▶ **Provided data**
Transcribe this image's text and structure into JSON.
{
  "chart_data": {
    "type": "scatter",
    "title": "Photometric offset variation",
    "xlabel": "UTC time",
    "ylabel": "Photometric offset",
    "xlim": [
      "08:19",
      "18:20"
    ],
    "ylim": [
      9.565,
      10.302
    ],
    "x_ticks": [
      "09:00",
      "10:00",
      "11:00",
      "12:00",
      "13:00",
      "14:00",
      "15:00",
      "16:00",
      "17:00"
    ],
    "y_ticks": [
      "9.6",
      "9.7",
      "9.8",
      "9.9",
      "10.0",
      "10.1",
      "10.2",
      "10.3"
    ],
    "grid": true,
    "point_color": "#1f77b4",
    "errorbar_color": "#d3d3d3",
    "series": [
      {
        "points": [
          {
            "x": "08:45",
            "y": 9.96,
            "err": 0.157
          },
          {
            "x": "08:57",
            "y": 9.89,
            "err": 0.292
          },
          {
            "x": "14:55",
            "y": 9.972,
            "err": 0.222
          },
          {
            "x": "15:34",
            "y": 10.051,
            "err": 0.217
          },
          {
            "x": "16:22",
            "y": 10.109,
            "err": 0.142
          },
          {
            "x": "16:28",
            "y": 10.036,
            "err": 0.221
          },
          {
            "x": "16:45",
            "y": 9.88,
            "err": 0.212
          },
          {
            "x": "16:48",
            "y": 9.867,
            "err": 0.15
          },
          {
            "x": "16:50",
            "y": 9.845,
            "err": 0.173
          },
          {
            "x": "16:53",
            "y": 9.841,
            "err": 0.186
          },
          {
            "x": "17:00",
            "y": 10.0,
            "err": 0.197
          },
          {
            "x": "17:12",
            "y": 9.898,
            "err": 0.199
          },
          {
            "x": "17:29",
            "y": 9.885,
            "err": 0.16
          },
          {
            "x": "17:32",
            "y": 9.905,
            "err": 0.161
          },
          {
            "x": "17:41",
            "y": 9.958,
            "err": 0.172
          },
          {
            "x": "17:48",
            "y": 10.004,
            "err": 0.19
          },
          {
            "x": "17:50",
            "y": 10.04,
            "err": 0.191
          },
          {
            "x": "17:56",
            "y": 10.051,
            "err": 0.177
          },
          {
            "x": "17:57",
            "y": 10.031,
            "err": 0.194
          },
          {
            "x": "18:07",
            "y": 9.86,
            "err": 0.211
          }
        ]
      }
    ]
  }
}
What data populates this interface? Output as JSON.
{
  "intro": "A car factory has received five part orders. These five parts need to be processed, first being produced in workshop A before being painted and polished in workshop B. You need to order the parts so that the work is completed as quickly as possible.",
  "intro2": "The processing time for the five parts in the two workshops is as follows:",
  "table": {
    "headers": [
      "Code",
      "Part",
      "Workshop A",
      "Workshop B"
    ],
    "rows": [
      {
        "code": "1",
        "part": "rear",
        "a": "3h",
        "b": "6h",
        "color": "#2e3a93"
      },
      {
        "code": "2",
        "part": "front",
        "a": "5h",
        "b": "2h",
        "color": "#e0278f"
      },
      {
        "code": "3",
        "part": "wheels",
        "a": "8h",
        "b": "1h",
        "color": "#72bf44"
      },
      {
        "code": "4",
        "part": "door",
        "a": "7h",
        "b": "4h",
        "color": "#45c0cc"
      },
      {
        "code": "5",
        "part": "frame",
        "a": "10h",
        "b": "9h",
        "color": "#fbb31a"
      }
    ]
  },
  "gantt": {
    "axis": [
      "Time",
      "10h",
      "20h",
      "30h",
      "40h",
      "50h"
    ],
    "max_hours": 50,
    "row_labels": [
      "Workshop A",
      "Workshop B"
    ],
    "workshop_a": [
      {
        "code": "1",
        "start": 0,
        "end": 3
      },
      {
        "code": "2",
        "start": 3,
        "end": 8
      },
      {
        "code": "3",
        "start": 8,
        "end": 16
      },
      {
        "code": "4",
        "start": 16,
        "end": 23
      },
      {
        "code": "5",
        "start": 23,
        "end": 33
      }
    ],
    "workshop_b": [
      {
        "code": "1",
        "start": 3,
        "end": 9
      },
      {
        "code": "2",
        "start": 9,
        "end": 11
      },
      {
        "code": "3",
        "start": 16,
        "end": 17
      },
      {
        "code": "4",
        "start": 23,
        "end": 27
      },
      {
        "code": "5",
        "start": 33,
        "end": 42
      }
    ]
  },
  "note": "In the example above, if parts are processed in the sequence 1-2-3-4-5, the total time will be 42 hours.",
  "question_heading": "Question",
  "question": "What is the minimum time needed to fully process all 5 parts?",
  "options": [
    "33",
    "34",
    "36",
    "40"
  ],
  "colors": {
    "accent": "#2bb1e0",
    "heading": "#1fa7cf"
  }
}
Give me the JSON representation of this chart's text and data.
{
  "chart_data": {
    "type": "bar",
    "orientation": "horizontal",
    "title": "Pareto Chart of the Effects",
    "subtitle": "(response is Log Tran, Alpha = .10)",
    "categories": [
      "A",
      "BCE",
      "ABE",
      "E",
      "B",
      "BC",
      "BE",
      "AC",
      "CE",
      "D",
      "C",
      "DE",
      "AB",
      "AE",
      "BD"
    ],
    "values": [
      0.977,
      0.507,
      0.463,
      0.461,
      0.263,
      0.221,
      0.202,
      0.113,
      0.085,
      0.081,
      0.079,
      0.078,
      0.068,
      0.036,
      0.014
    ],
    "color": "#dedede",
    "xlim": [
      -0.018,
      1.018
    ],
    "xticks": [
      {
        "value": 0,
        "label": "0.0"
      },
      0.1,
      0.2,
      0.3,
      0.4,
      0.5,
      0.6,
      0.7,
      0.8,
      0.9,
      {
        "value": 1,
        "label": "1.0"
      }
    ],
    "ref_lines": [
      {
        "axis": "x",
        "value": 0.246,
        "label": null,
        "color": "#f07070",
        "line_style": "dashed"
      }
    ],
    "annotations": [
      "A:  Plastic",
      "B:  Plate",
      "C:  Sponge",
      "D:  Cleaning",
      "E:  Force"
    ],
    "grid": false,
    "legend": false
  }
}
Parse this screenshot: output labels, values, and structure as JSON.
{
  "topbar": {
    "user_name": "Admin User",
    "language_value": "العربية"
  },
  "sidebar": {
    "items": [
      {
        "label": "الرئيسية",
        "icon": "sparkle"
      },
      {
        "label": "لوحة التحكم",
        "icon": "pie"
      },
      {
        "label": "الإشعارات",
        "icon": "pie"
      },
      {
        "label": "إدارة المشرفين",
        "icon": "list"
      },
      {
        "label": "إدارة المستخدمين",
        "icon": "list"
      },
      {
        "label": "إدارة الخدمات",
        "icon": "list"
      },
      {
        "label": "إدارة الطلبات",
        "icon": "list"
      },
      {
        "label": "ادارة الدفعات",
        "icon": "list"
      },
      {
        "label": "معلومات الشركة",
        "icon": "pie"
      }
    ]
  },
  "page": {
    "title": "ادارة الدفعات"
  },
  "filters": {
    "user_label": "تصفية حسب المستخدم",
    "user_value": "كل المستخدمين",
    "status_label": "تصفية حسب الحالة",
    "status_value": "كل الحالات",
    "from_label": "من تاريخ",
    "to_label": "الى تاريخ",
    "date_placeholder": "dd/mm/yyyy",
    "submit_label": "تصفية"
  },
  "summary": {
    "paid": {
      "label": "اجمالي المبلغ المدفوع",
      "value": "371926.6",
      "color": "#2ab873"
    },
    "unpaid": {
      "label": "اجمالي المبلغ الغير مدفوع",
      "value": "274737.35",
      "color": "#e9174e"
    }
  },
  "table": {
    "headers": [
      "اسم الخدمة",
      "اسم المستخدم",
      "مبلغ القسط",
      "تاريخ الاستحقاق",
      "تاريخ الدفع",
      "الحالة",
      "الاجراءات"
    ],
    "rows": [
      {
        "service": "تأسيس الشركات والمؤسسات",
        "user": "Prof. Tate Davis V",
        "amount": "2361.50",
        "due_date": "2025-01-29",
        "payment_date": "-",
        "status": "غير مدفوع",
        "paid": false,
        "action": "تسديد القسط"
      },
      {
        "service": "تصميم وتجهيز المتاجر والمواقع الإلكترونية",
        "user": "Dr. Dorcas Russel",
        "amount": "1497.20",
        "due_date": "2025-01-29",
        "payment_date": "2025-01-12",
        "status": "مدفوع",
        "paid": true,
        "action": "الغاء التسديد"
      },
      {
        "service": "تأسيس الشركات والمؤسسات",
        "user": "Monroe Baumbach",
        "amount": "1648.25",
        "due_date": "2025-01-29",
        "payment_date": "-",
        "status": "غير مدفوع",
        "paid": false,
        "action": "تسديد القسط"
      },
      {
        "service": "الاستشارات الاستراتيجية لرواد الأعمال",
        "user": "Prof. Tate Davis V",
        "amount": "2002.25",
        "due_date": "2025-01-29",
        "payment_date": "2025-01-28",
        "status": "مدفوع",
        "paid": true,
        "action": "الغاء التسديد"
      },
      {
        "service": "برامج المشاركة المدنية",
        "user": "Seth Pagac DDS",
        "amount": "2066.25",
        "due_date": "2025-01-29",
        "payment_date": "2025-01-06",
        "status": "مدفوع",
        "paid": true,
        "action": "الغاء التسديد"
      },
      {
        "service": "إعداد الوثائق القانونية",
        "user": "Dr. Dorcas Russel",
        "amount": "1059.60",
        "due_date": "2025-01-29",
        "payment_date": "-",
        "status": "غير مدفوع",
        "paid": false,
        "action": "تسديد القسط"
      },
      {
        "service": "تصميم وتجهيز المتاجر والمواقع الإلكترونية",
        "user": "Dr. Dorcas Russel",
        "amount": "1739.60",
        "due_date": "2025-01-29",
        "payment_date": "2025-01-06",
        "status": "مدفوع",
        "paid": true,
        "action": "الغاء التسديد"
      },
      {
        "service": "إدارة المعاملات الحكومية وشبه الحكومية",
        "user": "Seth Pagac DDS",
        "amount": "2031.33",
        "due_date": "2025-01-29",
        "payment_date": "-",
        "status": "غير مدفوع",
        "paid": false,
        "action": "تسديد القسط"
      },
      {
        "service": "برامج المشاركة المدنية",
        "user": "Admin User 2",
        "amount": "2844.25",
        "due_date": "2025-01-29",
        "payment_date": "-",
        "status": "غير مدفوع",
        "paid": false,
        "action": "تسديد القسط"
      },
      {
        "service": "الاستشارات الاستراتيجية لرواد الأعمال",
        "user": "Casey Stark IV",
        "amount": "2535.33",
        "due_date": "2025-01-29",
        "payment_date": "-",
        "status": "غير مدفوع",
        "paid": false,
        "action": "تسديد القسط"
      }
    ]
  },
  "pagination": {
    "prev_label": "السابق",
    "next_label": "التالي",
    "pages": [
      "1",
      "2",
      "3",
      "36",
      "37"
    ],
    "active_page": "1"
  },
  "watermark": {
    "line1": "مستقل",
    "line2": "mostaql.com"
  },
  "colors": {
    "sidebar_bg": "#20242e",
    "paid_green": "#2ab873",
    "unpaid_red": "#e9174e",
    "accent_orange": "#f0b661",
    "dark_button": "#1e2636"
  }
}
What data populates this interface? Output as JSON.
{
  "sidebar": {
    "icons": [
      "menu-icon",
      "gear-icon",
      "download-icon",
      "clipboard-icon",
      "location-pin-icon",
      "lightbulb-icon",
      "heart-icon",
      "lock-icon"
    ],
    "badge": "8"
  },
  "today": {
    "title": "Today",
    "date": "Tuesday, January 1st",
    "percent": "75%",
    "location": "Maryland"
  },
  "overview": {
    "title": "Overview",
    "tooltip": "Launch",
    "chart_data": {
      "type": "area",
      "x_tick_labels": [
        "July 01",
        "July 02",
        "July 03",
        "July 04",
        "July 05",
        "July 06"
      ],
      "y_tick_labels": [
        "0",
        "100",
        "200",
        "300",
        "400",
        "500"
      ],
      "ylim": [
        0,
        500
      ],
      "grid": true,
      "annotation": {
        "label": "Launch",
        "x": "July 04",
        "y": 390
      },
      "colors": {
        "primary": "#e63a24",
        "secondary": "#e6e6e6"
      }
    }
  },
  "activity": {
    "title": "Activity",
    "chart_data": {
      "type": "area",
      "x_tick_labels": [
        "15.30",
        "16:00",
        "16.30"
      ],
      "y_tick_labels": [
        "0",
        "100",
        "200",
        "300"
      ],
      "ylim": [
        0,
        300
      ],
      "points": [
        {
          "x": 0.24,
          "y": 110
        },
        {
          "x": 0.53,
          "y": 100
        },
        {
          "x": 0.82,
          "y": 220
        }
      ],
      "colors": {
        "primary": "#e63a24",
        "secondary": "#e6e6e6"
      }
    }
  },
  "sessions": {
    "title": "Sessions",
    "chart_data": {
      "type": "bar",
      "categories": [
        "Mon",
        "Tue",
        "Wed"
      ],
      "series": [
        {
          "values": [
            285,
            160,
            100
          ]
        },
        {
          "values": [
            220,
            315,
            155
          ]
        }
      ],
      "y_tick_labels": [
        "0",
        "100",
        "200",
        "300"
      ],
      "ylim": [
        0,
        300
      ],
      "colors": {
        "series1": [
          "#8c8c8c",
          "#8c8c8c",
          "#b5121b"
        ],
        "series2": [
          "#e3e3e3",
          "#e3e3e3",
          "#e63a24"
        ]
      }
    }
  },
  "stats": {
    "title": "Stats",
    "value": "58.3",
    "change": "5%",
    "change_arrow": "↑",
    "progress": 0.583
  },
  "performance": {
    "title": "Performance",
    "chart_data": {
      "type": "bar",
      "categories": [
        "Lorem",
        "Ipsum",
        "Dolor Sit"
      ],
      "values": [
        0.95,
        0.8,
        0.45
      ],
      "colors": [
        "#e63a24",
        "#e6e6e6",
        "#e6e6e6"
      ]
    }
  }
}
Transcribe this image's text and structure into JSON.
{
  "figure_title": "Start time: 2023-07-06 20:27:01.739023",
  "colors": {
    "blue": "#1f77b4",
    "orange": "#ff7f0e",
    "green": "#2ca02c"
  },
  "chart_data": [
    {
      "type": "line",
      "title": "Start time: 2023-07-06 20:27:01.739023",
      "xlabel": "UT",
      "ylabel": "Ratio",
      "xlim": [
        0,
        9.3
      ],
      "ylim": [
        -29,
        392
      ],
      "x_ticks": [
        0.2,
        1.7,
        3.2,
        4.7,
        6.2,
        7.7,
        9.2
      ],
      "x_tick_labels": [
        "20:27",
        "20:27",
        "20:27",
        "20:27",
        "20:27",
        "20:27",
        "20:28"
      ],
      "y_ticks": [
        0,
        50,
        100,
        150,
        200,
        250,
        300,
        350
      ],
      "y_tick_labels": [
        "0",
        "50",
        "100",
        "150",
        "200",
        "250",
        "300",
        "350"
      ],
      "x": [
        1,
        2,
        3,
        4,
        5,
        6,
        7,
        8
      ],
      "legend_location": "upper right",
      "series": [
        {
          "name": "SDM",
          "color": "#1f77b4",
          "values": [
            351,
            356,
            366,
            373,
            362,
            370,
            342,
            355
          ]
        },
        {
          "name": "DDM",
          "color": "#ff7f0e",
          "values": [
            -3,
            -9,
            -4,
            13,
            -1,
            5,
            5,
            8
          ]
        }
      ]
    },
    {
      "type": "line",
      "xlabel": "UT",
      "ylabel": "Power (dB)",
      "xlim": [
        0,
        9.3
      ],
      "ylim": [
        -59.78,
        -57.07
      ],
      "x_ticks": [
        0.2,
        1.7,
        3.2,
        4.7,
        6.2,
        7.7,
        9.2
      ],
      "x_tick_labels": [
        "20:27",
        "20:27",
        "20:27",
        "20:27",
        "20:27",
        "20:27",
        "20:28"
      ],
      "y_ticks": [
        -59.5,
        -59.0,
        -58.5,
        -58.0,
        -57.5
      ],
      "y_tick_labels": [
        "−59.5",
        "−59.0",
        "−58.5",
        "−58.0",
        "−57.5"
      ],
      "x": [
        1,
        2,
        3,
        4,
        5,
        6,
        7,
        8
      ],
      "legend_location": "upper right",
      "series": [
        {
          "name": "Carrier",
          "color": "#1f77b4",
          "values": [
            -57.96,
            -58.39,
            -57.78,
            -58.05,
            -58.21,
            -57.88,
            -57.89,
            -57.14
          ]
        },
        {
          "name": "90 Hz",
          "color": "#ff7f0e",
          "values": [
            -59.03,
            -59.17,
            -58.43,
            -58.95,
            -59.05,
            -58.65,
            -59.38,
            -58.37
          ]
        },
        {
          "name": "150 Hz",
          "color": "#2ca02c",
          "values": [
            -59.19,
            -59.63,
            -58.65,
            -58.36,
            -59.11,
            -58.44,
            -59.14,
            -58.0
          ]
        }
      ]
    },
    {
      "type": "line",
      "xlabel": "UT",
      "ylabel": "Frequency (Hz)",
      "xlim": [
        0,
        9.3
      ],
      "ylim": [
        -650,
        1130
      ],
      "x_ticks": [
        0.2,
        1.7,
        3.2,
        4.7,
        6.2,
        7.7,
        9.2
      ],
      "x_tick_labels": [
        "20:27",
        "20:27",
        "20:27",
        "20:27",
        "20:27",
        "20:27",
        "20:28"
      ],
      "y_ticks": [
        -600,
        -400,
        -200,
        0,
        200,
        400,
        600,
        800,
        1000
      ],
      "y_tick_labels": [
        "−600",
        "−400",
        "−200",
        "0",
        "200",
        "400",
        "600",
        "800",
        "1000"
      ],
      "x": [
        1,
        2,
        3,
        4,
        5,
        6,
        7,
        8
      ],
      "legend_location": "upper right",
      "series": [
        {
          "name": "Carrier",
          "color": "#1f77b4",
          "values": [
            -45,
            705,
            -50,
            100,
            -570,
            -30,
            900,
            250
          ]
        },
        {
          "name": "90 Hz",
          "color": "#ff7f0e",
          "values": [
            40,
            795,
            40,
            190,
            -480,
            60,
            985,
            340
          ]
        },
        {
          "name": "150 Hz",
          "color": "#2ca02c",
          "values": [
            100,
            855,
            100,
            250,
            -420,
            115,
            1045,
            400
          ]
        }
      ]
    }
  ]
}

▶ **What is expected**
State the number of lines in the records that contain the string "المبلغ", and nothing more.

▶ **Reply**
2